EXERCISE: Reproduce the material word for word; the images stay out.

......

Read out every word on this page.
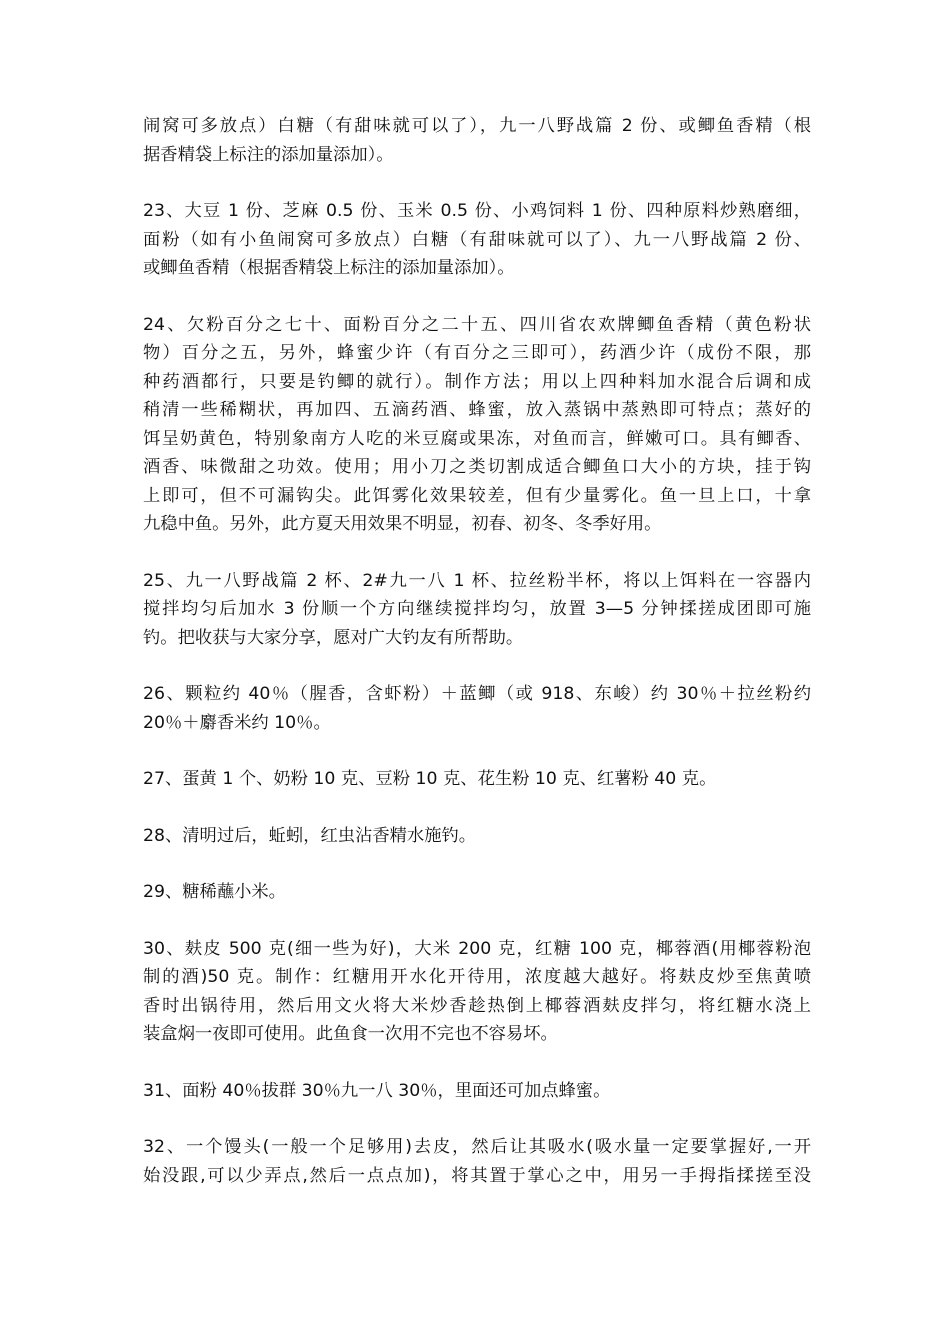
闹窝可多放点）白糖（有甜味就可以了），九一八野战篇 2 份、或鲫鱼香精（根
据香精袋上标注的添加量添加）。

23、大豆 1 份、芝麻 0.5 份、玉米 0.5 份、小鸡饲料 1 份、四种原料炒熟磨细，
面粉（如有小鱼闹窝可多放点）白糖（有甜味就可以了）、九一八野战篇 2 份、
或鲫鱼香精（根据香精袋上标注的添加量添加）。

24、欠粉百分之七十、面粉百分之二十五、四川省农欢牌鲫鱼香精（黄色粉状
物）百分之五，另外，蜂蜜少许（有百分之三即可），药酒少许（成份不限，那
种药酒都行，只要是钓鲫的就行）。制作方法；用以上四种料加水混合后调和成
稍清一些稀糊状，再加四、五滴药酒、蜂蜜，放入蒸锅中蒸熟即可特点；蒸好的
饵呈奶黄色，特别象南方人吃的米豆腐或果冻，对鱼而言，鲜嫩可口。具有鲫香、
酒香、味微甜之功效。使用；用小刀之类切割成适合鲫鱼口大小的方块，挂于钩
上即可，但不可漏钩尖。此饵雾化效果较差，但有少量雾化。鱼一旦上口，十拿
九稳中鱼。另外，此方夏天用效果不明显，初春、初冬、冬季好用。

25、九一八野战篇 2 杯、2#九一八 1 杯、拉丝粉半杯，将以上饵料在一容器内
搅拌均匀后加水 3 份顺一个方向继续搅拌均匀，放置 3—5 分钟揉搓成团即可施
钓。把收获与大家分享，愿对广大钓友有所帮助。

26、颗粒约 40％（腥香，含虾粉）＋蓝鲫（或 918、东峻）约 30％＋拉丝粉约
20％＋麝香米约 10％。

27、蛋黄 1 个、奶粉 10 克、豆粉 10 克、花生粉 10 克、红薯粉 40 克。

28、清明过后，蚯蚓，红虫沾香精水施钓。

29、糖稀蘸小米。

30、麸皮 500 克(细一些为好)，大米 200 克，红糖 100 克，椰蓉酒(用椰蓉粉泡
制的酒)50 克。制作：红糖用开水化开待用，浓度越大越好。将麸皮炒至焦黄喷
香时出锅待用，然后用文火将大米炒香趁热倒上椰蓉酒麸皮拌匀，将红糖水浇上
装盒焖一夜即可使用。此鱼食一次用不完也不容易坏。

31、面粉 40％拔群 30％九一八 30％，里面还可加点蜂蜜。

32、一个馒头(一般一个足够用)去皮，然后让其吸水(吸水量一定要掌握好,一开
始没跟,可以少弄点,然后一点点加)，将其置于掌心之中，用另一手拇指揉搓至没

......

WRITTEN REPLY:
Read out every word on this page.
闹窝可多放点）白糖（有甜味就可以了），九一八野战篇 2 份、或鲫鱼香精（根
据香精袋上标注的添加量添加）。

23、大豆 1 份、芝麻 0.5 份、玉米 0.5 份、小鸡饲料 1 份、四种原料炒熟磨细，
面粉（如有小鱼闹窝可多放点）白糖（有甜味就可以了）、九一八野战篇 2 份、
或鲫鱼香精（根据香精袋上标注的添加量添加）。

24、欠粉百分之七十、面粉百分之二十五、四川省农欢牌鲫鱼香精（黄色粉状
物）百分之五，另外，蜂蜜少许（有百分之三即可），药酒少许（成份不限，那
种药酒都行，只要是钓鲫的就行）。制作方法；用以上四种料加水混合后调和成
稍清一些稀糊状，再加四、五滴药酒、蜂蜜，放入蒸锅中蒸熟即可特点；蒸好的
饵呈奶黄色，特别象南方人吃的米豆腐或果冻，对鱼而言，鲜嫩可口。具有鲫香、
酒香、味微甜之功效。使用；用小刀之类切割成适合鲫鱼口大小的方块，挂于钩
上即可，但不可漏钩尖。此饵雾化效果较差，但有少量雾化。鱼一旦上口，十拿
九稳中鱼。另外，此方夏天用效果不明显，初春、初冬、冬季好用。

25、九一八野战篇 2 杯、2#九一八 1 杯、拉丝粉半杯，将以上饵料在一容器内
搅拌均匀后加水 3 份顺一个方向继续搅拌均匀，放置 3—5 分钟揉搓成团即可施
钓。把收获与大家分享，愿对广大钓友有所帮助。

26、颗粒约 40％（腥香，含虾粉）＋蓝鲫（或 918、东峻）约 30％＋拉丝粉约
20％＋麝香米约 10％。

27、蛋黄 1 个、奶粉 10 克、豆粉 10 克、花生粉 10 克、红薯粉 40 克。

28、清明过后，蚯蚓，红虫沾香精水施钓。

29、糖稀蘸小米。

30、麸皮 500 克(细一些为好)，大米 200 克，红糖 100 克，椰蓉酒(用椰蓉粉泡
制的酒)50 克。制作：红糖用开水化开待用，浓度越大越好。将麸皮炒至焦黄喷
香时出锅待用，然后用文火将大米炒香趁热倒上椰蓉酒麸皮拌匀，将红糖水浇上
装盒焖一夜即可使用。此鱼食一次用不完也不容易坏。

31、面粉 40％拔群 30％九一八 30％，里面还可加点蜂蜜。

32、一个馒头(一般一个足够用)去皮，然后让其吸水(吸水量一定要掌握好,一开
始没跟,可以少弄点,然后一点点加)，将其置于掌心之中，用另一手拇指揉搓至没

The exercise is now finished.